--- Supplied records ---
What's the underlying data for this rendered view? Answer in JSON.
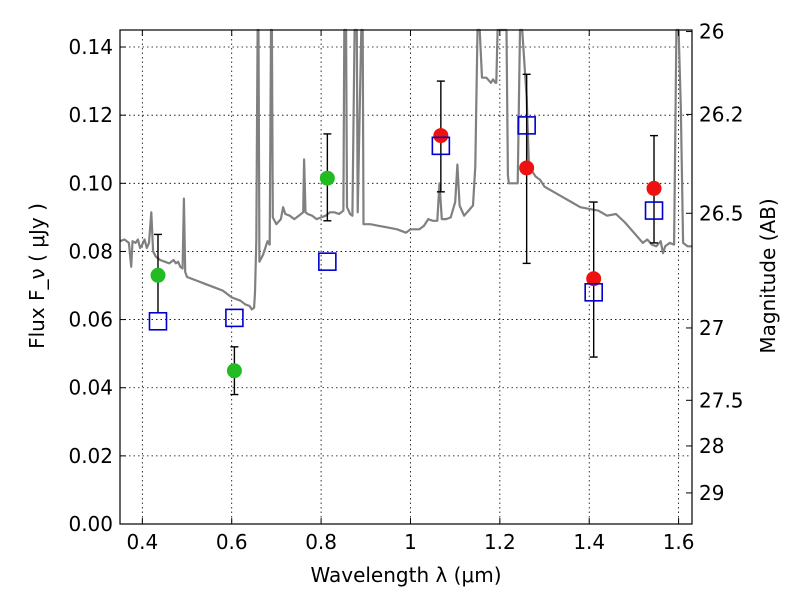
{
  "chart_data": {
    "type": "scatter",
    "title": "",
    "xlabel": "Wavelength  λ (μm)",
    "ylabel": "Flux  F_ν  ( μJy )",
    "ylabel_right": "Magnitude (AB)",
    "xlim": [
      0.35,
      1.63
    ],
    "ylim": [
      0.0,
      0.145
    ],
    "grid": true,
    "x_ticks": [
      0.4,
      0.6,
      0.8,
      1.0,
      1.2,
      1.4,
      1.6
    ],
    "x_tick_labels": [
      "0.4",
      "0.6",
      "0.8",
      "1",
      "1.2",
      "1.4",
      "1.6"
    ],
    "y_ticks": [
      0.0,
      0.02,
      0.04,
      0.06,
      0.08,
      0.1,
      0.12,
      0.14
    ],
    "y_tick_labels": [
      "0.00",
      "0.02",
      "0.04",
      "0.06",
      "0.08",
      "0.10",
      "0.12",
      "0.14"
    ],
    "right_ticks": [
      {
        "label": "26",
        "mag": 26
      },
      {
        "label": "26.2",
        "mag": 26.2
      },
      {
        "label": "26.5",
        "mag": 26.5
      },
      {
        "label": "27",
        "mag": 27
      },
      {
        "label": "27.5",
        "mag": 27.5
      },
      {
        "label": "28",
        "mag": 28
      },
      {
        "label": "29",
        "mag": 29
      }
    ],
    "series": [
      {
        "marker": "circle",
        "color": "#22bb22",
        "points": [
          {
            "x": 0.435,
            "y": 0.073,
            "err_low": 0.062,
            "err_high": 0.085
          },
          {
            "x": 0.606,
            "y": 0.045,
            "err_low": 0.038,
            "err_high": 0.052
          },
          {
            "x": 0.814,
            "y": 0.1015,
            "err_low": 0.089,
            "err_high": 0.1145
          }
        ]
      },
      {
        "marker": "circle",
        "color": "#ee1111",
        "points": [
          {
            "x": 1.068,
            "y": 0.114,
            "err_low": 0.0975,
            "err_high": 0.13
          },
          {
            "x": 1.26,
            "y": 0.1045,
            "err_low": 0.0765,
            "err_high": 0.132
          },
          {
            "x": 1.41,
            "y": 0.072,
            "err_low": 0.049,
            "err_high": 0.0945
          },
          {
            "x": 1.545,
            "y": 0.0985,
            "err_low": 0.0825,
            "err_high": 0.114
          }
        ]
      },
      {
        "marker": "square",
        "color": "#0000cc",
        "points": [
          {
            "x": 0.435,
            "y": 0.0595
          },
          {
            "x": 0.606,
            "y": 0.0605
          },
          {
            "x": 0.814,
            "y": 0.077
          },
          {
            "x": 1.068,
            "y": 0.111
          },
          {
            "x": 1.26,
            "y": 0.117
          },
          {
            "x": 1.41,
            "y": 0.068
          },
          {
            "x": 1.545,
            "y": 0.092
          }
        ]
      }
    ],
    "spectrum": {
      "color": "#808080",
      "points": [
        [
          0.35,
          0.083
        ],
        [
          0.36,
          0.0835
        ],
        [
          0.37,
          0.0825
        ],
        [
          0.375,
          0.0755
        ],
        [
          0.378,
          0.083
        ],
        [
          0.385,
          0.0825
        ],
        [
          0.39,
          0.0835
        ],
        [
          0.395,
          0.081
        ],
        [
          0.4,
          0.082
        ],
        [
          0.405,
          0.0835
        ],
        [
          0.41,
          0.081
        ],
        [
          0.415,
          0.0825
        ],
        [
          0.42,
          0.0915
        ],
        [
          0.424,
          0.08
        ],
        [
          0.43,
          0.0785
        ],
        [
          0.44,
          0.0775
        ],
        [
          0.45,
          0.077
        ],
        [
          0.46,
          0.0765
        ],
        [
          0.47,
          0.0775
        ],
        [
          0.475,
          0.0765
        ],
        [
          0.48,
          0.077
        ],
        [
          0.485,
          0.0755
        ],
        [
          0.49,
          0.075
        ],
        [
          0.493,
          0.0955
        ],
        [
          0.496,
          0.074
        ],
        [
          0.5,
          0.0725
        ],
        [
          0.52,
          0.0715
        ],
        [
          0.54,
          0.0705
        ],
        [
          0.56,
          0.0695
        ],
        [
          0.58,
          0.0685
        ],
        [
          0.6,
          0.0665
        ],
        [
          0.62,
          0.0655
        ],
        [
          0.63,
          0.0645
        ],
        [
          0.64,
          0.064
        ],
        [
          0.645,
          0.063
        ],
        [
          0.65,
          0.0635
        ],
        [
          0.652,
          0.068
        ],
        [
          0.655,
          0.083
        ],
        [
          0.658,
          0.145
        ],
        [
          0.66,
          0.145
        ],
        [
          0.662,
          0.077
        ],
        [
          0.67,
          0.079
        ],
        [
          0.68,
          0.083
        ],
        [
          0.685,
          0.082
        ],
        [
          0.688,
          0.145
        ],
        [
          0.69,
          0.145
        ],
        [
          0.692,
          0.09
        ],
        [
          0.7,
          0.088
        ],
        [
          0.71,
          0.0895
        ],
        [
          0.715,
          0.093
        ],
        [
          0.72,
          0.091
        ],
        [
          0.73,
          0.0905
        ],
        [
          0.74,
          0.0895
        ],
        [
          0.75,
          0.0905
        ],
        [
          0.76,
          0.0915
        ],
        [
          0.762,
          0.107
        ],
        [
          0.765,
          0.0915
        ],
        [
          0.77,
          0.091
        ],
        [
          0.78,
          0.0905
        ],
        [
          0.79,
          0.0895
        ],
        [
          0.8,
          0.09
        ],
        [
          0.81,
          0.0905
        ],
        [
          0.82,
          0.0915
        ],
        [
          0.83,
          0.0915
        ],
        [
          0.84,
          0.091
        ],
        [
          0.85,
          0.092
        ],
        [
          0.852,
          0.145
        ],
        [
          0.856,
          0.145
        ],
        [
          0.858,
          0.093
        ],
        [
          0.865,
          0.091
        ],
        [
          0.87,
          0.0905
        ],
        [
          0.875,
          0.145
        ],
        [
          0.88,
          0.145
        ],
        [
          0.882,
          0.0915
        ],
        [
          0.89,
          0.145
        ],
        [
          0.893,
          0.145
        ],
        [
          0.895,
          0.088
        ],
        [
          0.91,
          0.088
        ],
        [
          0.93,
          0.0875
        ],
        [
          0.95,
          0.087
        ],
        [
          0.97,
          0.0865
        ],
        [
          0.99,
          0.0855
        ],
        [
          1.0,
          0.0865
        ],
        [
          1.02,
          0.0865
        ],
        [
          1.03,
          0.0875
        ],
        [
          1.04,
          0.0895
        ],
        [
          1.05,
          0.089
        ],
        [
          1.06,
          0.089
        ],
        [
          1.065,
          0.1
        ],
        [
          1.07,
          0.0895
        ],
        [
          1.08,
          0.0895
        ],
        [
          1.09,
          0.09
        ],
        [
          1.1,
          0.0945
        ],
        [
          1.105,
          0.1055
        ],
        [
          1.11,
          0.0935
        ],
        [
          1.12,
          0.0905
        ],
        [
          1.13,
          0.092
        ],
        [
          1.14,
          0.0935
        ],
        [
          1.145,
          0.105
        ],
        [
          1.15,
          0.145
        ],
        [
          1.155,
          0.145
        ],
        [
          1.16,
          0.131
        ],
        [
          1.17,
          0.131
        ],
        [
          1.18,
          0.1295
        ],
        [
          1.185,
          0.1305
        ],
        [
          1.19,
          0.1295
        ],
        [
          1.192,
          0.1295
        ],
        [
          1.195,
          0.145
        ],
        [
          1.2,
          0.145
        ],
        [
          1.21,
          0.145
        ],
        [
          1.215,
          0.145
        ],
        [
          1.218,
          0.1025
        ],
        [
          1.22,
          0.1
        ],
        [
          1.23,
          0.1
        ],
        [
          1.24,
          0.1
        ],
        [
          1.245,
          0.145
        ],
        [
          1.25,
          0.145
        ],
        [
          1.26,
          0.125
        ],
        [
          1.265,
          0.1055
        ],
        [
          1.27,
          0.104
        ],
        [
          1.28,
          0.102
        ],
        [
          1.29,
          0.101
        ],
        [
          1.3,
          0.099
        ],
        [
          1.32,
          0.0975
        ],
        [
          1.34,
          0.096
        ],
        [
          1.36,
          0.0945
        ],
        [
          1.38,
          0.093
        ],
        [
          1.4,
          0.0925
        ],
        [
          1.42,
          0.092
        ],
        [
          1.44,
          0.0905
        ],
        [
          1.46,
          0.091
        ],
        [
          1.48,
          0.0885
        ],
        [
          1.5,
          0.0855
        ],
        [
          1.51,
          0.084
        ],
        [
          1.52,
          0.0825
        ],
        [
          1.53,
          0.0835
        ],
        [
          1.54,
          0.082
        ],
        [
          1.55,
          0.0815
        ],
        [
          1.56,
          0.083
        ],
        [
          1.565,
          0.0795
        ],
        [
          1.57,
          0.0815
        ],
        [
          1.58,
          0.0825
        ],
        [
          1.59,
          0.082
        ],
        [
          1.595,
          0.145
        ],
        [
          1.6,
          0.145
        ],
        [
          1.605,
          0.1225
        ],
        [
          1.61,
          0.0825
        ],
        [
          1.62,
          0.0815
        ],
        [
          1.63,
          0.0815
        ]
      ]
    }
  }
}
---
> [Exercise aim]
Pick out the lines above that hold the string "color" and show them.

> [Output for this task]
        "color": "#22bb22",
        "color": "#ee1111",
        "color": "#0000cc",
      "color": "#808080",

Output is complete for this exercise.